▶ **Stated goal**: Review the material and extract every line in which the word "ylabel" occurs.

▶ **Records provided**:
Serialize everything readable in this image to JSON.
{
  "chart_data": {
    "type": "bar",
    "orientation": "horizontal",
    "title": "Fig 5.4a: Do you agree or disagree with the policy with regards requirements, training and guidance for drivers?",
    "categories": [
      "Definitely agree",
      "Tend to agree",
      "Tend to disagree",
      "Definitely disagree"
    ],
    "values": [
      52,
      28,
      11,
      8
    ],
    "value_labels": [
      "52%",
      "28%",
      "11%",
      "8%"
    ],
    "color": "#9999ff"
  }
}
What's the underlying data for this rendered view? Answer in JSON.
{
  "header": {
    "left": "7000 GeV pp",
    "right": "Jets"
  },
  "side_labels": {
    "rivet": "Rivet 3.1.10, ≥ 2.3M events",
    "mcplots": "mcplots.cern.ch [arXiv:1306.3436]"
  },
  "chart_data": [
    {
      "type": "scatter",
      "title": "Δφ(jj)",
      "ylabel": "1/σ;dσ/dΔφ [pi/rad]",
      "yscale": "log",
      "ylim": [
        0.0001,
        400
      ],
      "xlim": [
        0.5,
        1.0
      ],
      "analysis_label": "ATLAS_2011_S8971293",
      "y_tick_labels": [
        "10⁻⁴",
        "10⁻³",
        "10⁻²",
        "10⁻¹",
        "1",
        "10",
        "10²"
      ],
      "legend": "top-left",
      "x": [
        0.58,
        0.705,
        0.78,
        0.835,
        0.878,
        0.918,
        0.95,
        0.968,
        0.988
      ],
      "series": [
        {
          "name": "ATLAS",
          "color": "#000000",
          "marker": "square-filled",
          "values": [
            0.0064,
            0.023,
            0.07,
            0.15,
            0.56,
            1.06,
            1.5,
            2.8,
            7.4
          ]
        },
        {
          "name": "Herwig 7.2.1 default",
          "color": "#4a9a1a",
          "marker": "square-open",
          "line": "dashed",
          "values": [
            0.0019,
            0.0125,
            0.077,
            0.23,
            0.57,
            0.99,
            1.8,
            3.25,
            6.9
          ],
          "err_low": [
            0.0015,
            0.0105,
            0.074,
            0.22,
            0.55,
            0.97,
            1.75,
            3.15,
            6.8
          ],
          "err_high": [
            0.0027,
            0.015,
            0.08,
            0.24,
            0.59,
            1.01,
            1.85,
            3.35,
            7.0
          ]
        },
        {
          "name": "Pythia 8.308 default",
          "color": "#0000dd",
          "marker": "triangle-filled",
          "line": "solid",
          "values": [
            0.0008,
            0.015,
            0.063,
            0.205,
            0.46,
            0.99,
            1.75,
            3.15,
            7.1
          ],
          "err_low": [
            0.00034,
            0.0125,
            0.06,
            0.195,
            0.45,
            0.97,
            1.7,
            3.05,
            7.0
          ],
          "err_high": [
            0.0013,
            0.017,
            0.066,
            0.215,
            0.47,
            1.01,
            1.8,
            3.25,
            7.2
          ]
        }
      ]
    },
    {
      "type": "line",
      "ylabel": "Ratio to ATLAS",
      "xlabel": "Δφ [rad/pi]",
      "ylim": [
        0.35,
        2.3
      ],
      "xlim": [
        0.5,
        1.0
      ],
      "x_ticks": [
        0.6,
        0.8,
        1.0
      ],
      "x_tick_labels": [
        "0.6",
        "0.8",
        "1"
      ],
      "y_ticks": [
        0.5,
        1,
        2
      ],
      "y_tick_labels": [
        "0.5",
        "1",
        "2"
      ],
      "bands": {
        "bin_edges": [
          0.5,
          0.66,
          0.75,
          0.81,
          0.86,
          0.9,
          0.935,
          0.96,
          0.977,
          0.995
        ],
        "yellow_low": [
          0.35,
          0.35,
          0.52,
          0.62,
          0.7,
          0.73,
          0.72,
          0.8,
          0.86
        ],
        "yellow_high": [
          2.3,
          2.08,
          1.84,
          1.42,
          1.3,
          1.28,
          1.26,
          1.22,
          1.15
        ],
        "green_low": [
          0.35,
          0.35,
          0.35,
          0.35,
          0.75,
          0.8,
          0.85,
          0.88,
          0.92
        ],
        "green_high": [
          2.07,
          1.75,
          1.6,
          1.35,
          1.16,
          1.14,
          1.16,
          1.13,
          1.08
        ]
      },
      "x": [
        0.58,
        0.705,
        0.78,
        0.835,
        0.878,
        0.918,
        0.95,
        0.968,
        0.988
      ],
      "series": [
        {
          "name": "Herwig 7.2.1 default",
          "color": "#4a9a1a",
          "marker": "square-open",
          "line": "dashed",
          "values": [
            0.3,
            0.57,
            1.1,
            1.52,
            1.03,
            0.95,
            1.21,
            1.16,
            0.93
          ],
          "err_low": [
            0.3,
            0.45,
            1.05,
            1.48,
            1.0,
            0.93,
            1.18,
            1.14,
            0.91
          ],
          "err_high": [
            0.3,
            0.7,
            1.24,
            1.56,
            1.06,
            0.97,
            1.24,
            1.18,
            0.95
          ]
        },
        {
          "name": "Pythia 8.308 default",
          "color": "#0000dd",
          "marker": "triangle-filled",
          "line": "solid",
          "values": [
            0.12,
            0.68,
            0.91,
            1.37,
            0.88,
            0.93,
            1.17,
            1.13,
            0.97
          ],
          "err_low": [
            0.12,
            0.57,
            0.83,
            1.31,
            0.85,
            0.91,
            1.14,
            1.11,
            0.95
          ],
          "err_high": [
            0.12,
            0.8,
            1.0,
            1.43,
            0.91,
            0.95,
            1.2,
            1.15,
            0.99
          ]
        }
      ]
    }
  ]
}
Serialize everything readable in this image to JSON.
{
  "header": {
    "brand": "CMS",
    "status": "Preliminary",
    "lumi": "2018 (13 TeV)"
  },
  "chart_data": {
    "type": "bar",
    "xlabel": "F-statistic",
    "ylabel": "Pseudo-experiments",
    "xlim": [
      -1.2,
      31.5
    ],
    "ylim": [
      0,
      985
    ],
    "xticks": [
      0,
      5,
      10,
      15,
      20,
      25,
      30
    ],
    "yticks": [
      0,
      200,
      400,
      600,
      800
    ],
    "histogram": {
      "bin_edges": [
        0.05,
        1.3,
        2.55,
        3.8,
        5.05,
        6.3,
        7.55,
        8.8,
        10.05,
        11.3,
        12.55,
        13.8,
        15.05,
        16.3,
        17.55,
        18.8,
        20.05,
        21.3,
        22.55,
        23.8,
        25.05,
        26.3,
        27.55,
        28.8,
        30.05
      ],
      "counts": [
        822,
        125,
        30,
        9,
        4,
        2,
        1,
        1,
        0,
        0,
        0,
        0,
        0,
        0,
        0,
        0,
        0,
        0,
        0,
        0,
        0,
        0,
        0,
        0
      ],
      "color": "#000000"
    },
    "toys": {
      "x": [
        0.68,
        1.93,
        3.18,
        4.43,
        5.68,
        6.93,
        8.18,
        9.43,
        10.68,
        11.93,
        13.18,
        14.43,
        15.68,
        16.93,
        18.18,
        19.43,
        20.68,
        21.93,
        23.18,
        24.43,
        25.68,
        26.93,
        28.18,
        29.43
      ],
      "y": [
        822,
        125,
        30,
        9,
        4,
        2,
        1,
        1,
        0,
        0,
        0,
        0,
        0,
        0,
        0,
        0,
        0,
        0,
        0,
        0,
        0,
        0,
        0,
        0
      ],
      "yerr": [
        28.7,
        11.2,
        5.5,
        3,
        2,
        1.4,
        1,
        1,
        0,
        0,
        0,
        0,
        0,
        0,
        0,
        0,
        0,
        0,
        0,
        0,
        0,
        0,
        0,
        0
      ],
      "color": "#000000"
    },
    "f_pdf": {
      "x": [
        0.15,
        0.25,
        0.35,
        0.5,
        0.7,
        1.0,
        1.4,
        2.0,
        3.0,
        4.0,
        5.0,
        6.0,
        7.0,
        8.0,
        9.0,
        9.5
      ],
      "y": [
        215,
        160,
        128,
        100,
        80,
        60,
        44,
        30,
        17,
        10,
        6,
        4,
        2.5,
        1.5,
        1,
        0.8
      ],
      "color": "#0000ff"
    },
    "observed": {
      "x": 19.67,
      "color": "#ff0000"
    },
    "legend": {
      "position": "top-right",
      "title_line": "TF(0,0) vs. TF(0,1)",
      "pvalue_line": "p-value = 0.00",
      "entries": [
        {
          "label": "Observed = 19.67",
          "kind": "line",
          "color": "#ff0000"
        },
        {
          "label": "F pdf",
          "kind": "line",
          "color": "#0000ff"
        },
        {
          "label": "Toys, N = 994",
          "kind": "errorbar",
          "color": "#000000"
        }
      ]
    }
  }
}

▶ **Written response**:
      "ylabel": "1/σ;dσ/dΔφ [pi/rad]",
      "ylabel": "Ratio to ATLAS",
    "ylabel": "Pseudo-experiments",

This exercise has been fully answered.